### TASK
Write out the rows below exactly as they appear, but leave the picture out of your answer.

A block of data:

○ ○ ○ ○

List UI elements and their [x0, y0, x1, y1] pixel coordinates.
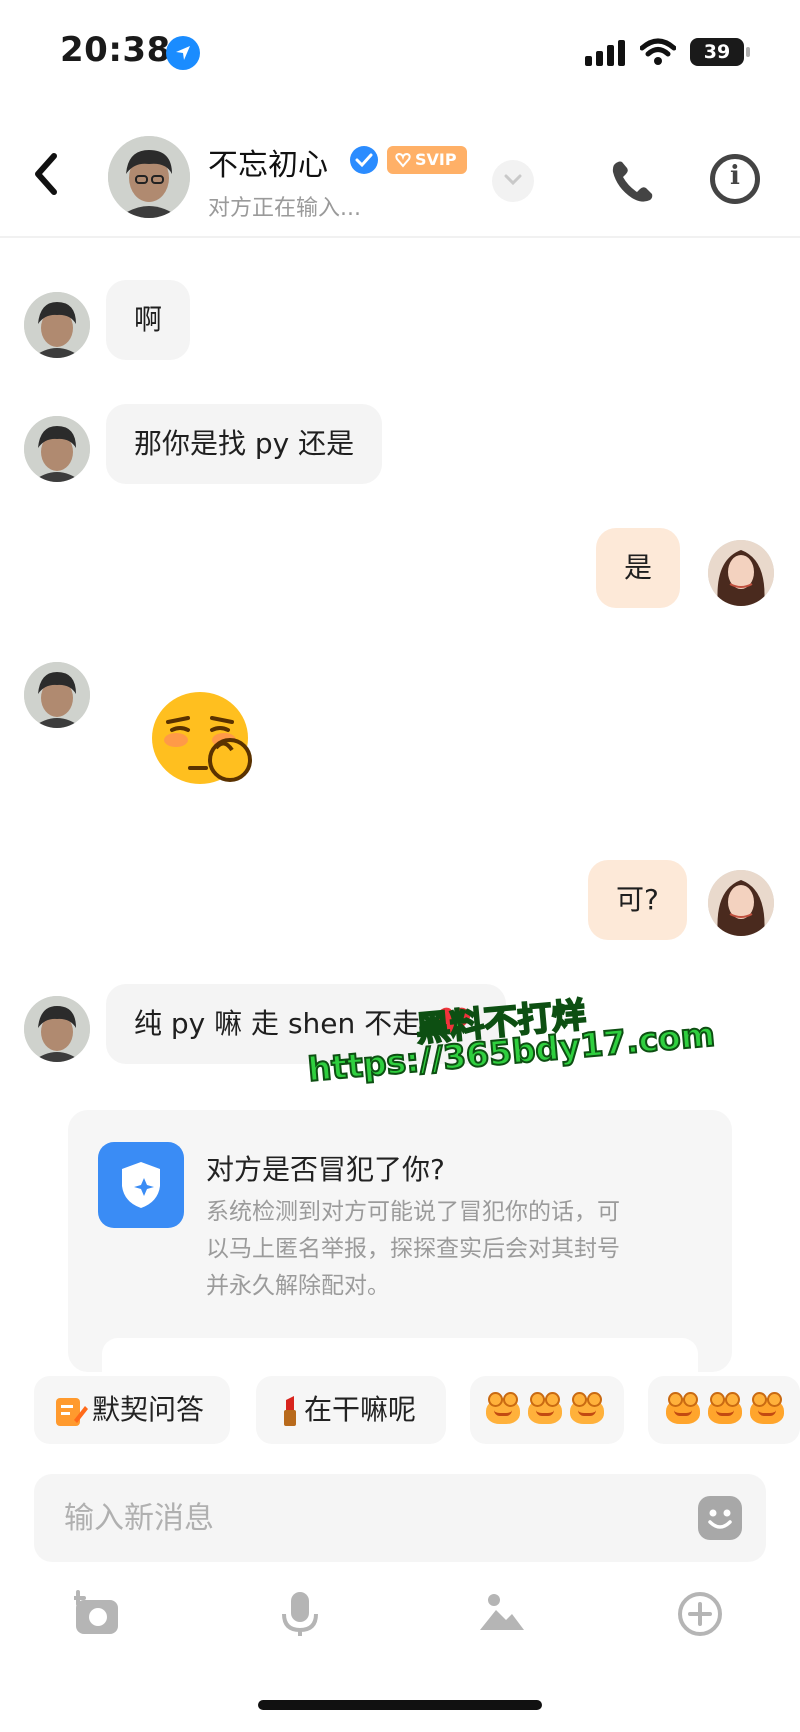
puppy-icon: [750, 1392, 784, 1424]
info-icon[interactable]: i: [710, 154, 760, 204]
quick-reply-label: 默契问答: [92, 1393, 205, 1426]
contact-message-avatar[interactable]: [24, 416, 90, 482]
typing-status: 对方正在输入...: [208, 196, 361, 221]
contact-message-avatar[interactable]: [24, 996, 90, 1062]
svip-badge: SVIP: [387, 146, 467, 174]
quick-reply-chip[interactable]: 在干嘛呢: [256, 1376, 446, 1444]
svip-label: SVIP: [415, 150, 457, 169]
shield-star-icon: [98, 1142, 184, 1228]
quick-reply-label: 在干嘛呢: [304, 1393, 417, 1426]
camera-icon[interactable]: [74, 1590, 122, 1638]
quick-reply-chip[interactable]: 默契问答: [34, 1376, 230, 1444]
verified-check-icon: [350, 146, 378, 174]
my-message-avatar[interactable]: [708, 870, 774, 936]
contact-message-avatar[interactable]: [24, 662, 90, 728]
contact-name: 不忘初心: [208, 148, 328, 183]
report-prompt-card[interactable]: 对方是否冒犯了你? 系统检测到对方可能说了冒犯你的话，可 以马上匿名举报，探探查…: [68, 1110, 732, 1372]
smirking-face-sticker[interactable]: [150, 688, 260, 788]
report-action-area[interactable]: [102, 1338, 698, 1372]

○ ○ ○ ○

### RESULT FOR THIS EXERCISE
List UI elements and their [x0, y0, x1, y1] pixel coordinates.
puppy-icon: [750, 1392, 784, 1424]
info-icon[interactable]: i: [710, 154, 760, 204]
quick-reply-label: 默契问答: [92, 1393, 205, 1426]
contact-message-avatar[interactable]: [24, 416, 90, 482]
typing-status: 对方正在输入...: [208, 196, 361, 221]
contact-message-avatar[interactable]: [24, 996, 90, 1062]
svip-badge: SVIP: [387, 146, 467, 174]
quick-reply-chip[interactable]: 在干嘛呢: [256, 1376, 446, 1444]
svip-label: SVIP: [415, 150, 457, 169]
shield-star-icon: [98, 1142, 184, 1228]
quick-reply-label: 在干嘛呢: [304, 1393, 417, 1426]
camera-icon[interactable]: [74, 1590, 122, 1638]
quick-reply-chip[interactable]: 默契问答: [34, 1376, 230, 1444]
verified-check-icon: [350, 146, 378, 174]
my-message-avatar[interactable]: [708, 870, 774, 936]
contact-message-avatar[interactable]: [24, 662, 90, 728]
contact-name: 不忘初心: [208, 148, 328, 183]
report-prompt-card[interactable]: 对方是否冒犯了你? 系统检测到对方可能说了冒犯你的话，可 以马上匿名举报，探探查…: [68, 1110, 732, 1372]
smirking-face-sticker[interactable]: [150, 688, 260, 788]
report-action-area[interactable]: [102, 1338, 698, 1372]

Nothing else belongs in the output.